= Record set =
## Start
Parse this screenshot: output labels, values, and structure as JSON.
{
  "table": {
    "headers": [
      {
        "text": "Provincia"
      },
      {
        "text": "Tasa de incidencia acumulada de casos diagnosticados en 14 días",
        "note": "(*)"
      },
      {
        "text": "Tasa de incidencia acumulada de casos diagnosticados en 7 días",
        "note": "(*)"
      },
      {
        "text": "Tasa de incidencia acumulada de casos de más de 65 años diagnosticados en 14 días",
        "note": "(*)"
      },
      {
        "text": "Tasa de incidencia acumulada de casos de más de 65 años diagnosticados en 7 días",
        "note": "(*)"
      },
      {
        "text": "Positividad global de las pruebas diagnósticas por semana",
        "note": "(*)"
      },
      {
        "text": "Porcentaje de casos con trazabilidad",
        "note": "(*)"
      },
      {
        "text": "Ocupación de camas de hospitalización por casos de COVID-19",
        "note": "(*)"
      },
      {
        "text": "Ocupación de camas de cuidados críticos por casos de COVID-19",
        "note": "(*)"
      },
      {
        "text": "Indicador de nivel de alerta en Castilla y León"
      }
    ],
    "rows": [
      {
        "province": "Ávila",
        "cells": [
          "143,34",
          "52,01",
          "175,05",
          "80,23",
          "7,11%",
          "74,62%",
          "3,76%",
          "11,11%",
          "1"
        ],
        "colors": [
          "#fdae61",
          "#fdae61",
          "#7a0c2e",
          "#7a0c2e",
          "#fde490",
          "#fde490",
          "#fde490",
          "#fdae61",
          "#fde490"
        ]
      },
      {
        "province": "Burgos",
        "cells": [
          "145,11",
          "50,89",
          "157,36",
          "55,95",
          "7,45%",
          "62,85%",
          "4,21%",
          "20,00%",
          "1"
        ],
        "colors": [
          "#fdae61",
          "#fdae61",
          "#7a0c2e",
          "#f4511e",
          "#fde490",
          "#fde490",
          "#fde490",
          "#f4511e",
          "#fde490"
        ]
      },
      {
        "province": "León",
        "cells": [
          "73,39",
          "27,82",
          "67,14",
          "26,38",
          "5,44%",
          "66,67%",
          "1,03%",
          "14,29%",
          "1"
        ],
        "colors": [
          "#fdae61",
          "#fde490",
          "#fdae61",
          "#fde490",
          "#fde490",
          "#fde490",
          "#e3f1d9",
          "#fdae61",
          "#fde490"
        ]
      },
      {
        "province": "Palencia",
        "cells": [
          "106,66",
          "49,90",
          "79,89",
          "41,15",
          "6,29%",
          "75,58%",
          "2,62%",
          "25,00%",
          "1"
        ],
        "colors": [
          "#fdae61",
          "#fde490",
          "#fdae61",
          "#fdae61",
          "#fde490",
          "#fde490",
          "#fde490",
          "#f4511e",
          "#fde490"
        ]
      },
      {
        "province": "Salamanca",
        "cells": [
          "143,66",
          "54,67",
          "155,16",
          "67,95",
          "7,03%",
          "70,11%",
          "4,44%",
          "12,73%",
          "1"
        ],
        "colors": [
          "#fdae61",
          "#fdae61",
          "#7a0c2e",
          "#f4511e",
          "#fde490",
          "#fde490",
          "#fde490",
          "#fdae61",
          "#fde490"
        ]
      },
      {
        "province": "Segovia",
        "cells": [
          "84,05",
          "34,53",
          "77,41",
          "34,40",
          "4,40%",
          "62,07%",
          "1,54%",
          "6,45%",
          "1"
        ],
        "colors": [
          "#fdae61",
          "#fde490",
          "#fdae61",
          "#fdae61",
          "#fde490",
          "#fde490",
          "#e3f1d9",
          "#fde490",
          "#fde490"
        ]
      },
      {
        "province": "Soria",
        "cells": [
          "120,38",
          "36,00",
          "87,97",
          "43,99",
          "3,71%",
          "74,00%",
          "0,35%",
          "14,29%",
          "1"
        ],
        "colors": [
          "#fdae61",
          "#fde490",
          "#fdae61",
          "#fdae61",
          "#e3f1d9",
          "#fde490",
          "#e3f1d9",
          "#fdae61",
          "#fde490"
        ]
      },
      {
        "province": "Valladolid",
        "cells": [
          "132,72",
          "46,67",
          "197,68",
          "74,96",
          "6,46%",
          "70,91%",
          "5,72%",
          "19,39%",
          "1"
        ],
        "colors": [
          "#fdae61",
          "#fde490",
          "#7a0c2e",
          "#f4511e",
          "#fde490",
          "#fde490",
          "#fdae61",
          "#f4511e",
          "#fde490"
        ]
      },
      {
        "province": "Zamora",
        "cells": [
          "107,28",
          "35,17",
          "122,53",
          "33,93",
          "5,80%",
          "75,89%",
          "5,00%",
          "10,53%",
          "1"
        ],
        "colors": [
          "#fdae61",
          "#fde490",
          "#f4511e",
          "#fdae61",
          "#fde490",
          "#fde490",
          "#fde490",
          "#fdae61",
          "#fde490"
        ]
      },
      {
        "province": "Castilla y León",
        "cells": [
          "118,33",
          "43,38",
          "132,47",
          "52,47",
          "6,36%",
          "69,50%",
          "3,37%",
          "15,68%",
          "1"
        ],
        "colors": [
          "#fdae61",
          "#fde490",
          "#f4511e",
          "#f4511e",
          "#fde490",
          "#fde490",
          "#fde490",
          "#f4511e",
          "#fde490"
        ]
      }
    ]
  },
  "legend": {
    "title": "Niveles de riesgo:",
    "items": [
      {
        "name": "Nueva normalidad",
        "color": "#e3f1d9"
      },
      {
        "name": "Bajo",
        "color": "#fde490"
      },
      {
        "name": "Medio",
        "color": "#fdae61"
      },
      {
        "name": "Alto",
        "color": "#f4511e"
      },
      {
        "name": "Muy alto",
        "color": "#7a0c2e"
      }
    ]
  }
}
## End
= Given instruction =
Lines that hold "camas" are the ones to copy; find all of them.

= Solution for this problem =
        "text": "Ocupación de camas de hospitalización por casos de COVID-19",
        "text": "Ocupación de camas de cuidados críticos por casos de COVID-19",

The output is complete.